• _REQUEST_
Quote the listing below in its entirety.

• _Figure collection entries_
- - - - -
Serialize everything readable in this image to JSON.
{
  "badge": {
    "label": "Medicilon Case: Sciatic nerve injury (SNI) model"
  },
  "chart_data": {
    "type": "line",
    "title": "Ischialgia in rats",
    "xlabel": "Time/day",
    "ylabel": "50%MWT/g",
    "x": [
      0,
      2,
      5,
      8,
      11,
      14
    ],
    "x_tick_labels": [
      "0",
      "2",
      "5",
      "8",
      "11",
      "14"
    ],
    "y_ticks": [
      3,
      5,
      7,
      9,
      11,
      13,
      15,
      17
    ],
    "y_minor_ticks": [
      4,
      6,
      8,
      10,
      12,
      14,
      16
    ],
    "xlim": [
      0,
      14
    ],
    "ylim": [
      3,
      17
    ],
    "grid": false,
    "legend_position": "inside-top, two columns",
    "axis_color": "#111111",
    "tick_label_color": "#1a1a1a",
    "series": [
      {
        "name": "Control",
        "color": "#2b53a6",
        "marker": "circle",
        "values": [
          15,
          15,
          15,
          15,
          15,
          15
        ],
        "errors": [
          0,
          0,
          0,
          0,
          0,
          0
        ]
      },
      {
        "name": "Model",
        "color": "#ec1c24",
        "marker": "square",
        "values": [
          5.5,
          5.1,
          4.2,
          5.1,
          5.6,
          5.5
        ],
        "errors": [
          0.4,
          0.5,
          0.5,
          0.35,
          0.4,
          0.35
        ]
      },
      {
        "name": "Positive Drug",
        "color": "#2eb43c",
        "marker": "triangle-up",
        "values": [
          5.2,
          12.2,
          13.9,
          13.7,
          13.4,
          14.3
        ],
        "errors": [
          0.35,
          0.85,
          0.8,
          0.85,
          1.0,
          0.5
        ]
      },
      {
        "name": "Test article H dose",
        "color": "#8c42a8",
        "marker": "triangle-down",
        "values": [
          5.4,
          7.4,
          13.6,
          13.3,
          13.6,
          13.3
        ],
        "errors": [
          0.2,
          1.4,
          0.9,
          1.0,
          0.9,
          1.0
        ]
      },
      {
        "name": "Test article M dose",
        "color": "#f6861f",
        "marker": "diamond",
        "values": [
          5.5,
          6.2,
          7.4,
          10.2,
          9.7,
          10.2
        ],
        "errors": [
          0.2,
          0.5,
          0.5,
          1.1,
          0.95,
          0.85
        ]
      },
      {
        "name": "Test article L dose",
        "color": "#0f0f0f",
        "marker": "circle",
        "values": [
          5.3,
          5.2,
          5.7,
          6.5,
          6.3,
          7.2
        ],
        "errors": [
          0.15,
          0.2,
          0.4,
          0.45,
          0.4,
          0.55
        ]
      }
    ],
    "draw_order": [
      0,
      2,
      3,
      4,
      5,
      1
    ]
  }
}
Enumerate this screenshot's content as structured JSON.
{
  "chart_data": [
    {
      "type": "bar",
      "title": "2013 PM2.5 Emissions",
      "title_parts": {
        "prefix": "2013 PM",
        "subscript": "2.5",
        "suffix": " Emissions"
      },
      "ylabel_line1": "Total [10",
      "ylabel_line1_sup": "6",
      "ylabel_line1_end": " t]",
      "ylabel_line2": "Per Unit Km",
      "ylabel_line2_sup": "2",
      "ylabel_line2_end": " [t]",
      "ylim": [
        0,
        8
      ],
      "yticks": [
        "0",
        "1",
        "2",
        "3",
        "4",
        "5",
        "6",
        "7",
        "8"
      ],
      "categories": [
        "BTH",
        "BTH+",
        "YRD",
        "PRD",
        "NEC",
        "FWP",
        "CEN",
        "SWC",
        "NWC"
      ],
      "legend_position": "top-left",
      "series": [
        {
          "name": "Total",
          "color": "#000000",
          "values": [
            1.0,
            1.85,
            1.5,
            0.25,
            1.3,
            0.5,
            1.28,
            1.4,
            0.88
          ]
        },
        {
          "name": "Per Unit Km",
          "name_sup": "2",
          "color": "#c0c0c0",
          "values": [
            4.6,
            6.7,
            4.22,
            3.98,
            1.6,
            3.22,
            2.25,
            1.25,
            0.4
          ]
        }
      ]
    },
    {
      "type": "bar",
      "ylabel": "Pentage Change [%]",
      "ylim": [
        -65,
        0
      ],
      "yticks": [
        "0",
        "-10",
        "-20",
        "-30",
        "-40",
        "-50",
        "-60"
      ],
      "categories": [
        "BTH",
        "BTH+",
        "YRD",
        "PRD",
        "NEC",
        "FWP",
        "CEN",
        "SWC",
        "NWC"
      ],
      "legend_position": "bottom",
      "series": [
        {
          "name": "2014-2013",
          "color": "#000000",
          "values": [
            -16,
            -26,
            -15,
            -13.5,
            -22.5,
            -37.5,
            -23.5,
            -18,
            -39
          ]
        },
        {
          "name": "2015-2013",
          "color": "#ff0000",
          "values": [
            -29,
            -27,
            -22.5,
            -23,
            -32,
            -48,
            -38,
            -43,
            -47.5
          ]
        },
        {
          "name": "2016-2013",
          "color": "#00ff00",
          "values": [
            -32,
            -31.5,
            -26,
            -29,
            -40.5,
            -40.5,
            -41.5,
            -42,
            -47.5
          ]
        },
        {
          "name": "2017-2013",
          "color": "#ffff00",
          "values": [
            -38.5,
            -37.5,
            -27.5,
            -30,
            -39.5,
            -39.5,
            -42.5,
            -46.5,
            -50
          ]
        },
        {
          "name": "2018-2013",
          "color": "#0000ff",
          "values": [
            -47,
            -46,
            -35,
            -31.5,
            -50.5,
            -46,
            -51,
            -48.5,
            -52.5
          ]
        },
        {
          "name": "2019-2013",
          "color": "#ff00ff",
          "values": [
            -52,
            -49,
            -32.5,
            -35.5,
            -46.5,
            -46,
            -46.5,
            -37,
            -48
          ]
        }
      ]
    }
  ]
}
- - - - -
• _EXPECTED ANSWER_
Serialize everything readable in this image to JSON.
{
  "badge": {
    "label": "Medicilon Case: Sciatic nerve injury (SNI) model"
  },
  "chart_data": {
    "type": "line",
    "title": "Ischialgia in rats",
    "xlabel": "Time/day",
    "ylabel": "50%MWT/g",
    "x": [
      0,
      2,
      5,
      8,
      11,
      14
    ],
    "x_tick_labels": [
      "0",
      "2",
      "5",
      "8",
      "11",
      "14"
    ],
    "y_ticks": [
      3,
      5,
      7,
      9,
      11,
      13,
      15,
      17
    ],
    "y_minor_ticks": [
      4,
      6,
      8,
      10,
      12,
      14,
      16
    ],
    "xlim": [
      0,
      14
    ],
    "ylim": [
      3,
      17
    ],
    "grid": false,
    "legend_position": "inside-top, two columns",
    "axis_color": "#111111",
    "tick_label_color": "#1a1a1a",
    "series": [
      {
        "name": "Control",
        "color": "#2b53a6",
        "marker": "circle",
        "values": [
          15,
          15,
          15,
          15,
          15,
          15
        ],
        "errors": [
          0,
          0,
          0,
          0,
          0,
          0
        ]
      },
      {
        "name": "Model",
        "color": "#ec1c24",
        "marker": "square",
        "values": [
          5.5,
          5.1,
          4.2,
          5.1,
          5.6,
          5.5
        ],
        "errors": [
          0.4,
          0.5,
          0.5,
          0.35,
          0.4,
          0.35
        ]
      },
      {
        "name": "Positive Drug",
        "color": "#2eb43c",
        "marker": "triangle-up",
        "values": [
          5.2,
          12.2,
          13.9,
          13.7,
          13.4,
          14.3
        ],
        "errors": [
          0.35,
          0.85,
          0.8,
          0.85,
          1.0,
          0.5
        ]
      },
      {
        "name": "Test article H dose",
        "color": "#8c42a8",
        "marker": "triangle-down",
        "values": [
          5.4,
          7.4,
          13.6,
          13.3,
          13.6,
          13.3
        ],
        "errors": [
          0.2,
          1.4,
          0.9,
          1.0,
          0.9,
          1.0
        ]
      },
      {
        "name": "Test article M dose",
        "color": "#f6861f",
        "marker": "diamond",
        "values": [
          5.5,
          6.2,
          7.4,
          10.2,
          9.7,
          10.2
        ],
        "errors": [
          0.2,
          0.5,
          0.5,
          1.1,
          0.95,
          0.85
        ]
      },
      {
        "name": "Test article L dose",
        "color": "#0f0f0f",
        "marker": "circle",
        "values": [
          5.3,
          5.2,
          5.7,
          6.5,
          6.3,
          7.2
        ],
        "errors": [
          0.15,
          0.2,
          0.4,
          0.45,
          0.4,
          0.55
        ]
      }
    ],
    "draw_order": [
      0,
      2,
      3,
      4,
      5,
      1
    ]
  }
}
Enumerate this screenshot's content as structured JSON.
{
  "chart_data": [
    {
      "type": "bar",
      "title": "2013 PM2.5 Emissions",
      "title_parts": {
        "prefix": "2013 PM",
        "subscript": "2.5",
        "suffix": " Emissions"
      },
      "ylabel_line1": "Total [10",
      "ylabel_line1_sup": "6",
      "ylabel_line1_end": " t]",
      "ylabel_line2": "Per Unit Km",
      "ylabel_line2_sup": "2",
      "ylabel_line2_end": " [t]",
      "ylim": [
        0,
        8
      ],
      "yticks": [
        "0",
        "1",
        "2",
        "3",
        "4",
        "5",
        "6",
        "7",
        "8"
      ],
      "categories": [
        "BTH",
        "BTH+",
        "YRD",
        "PRD",
        "NEC",
        "FWP",
        "CEN",
        "SWC",
        "NWC"
      ],
      "legend_position": "top-left",
      "series": [
        {
          "name": "Total",
          "color": "#000000",
          "values": [
            1.0,
            1.85,
            1.5,
            0.25,
            1.3,
            0.5,
            1.28,
            1.4,
            0.88
          ]
        },
        {
          "name": "Per Unit Km",
          "name_sup": "2",
          "color": "#c0c0c0",
          "values": [
            4.6,
            6.7,
            4.22,
            3.98,
            1.6,
            3.22,
            2.25,
            1.25,
            0.4
          ]
        }
      ]
    },
    {
      "type": "bar",
      "ylabel": "Pentage Change [%]",
      "ylim": [
        -65,
        0
      ],
      "yticks": [
        "0",
        "-10",
        "-20",
        "-30",
        "-40",
        "-50",
        "-60"
      ],
      "categories": [
        "BTH",
        "BTH+",
        "YRD",
        "PRD",
        "NEC",
        "FWP",
        "CEN",
        "SWC",
        "NWC"
      ],
      "legend_position": "bottom",
      "series": [
        {
          "name": "2014-2013",
          "color": "#000000",
          "values": [
            -16,
            -26,
            -15,
            -13.5,
            -22.5,
            -37.5,
            -23.5,
            -18,
            -39
          ]
        },
        {
          "name": "2015-2013",
          "color": "#ff0000",
          "values": [
            -29,
            -27,
            -22.5,
            -23,
            -32,
            -48,
            -38,
            -43,
            -47.5
          ]
        },
        {
          "name": "2016-2013",
          "color": "#00ff00",
          "values": [
            -32,
            -31.5,
            -26,
            -29,
            -40.5,
            -40.5,
            -41.5,
            -42,
            -47.5
          ]
        },
        {
          "name": "2017-2013",
          "color": "#ffff00",
          "values": [
            -38.5,
            -37.5,
            -27.5,
            -30,
            -39.5,
            -39.5,
            -42.5,
            -46.5,
            -50
          ]
        },
        {
          "name": "2018-2013",
          "color": "#0000ff",
          "values": [
            -47,
            -46,
            -35,
            -31.5,
            -50.5,
            -46,
            -51,
            -48.5,
            -52.5
          ]
        },
        {
          "name": "2019-2013",
          "color": "#ff00ff",
          "values": [
            -52,
            -49,
            -32.5,
            -35.5,
            -46.5,
            -46,
            -46.5,
            -37,
            -48
          ]
        }
      ]
    }
  ]
}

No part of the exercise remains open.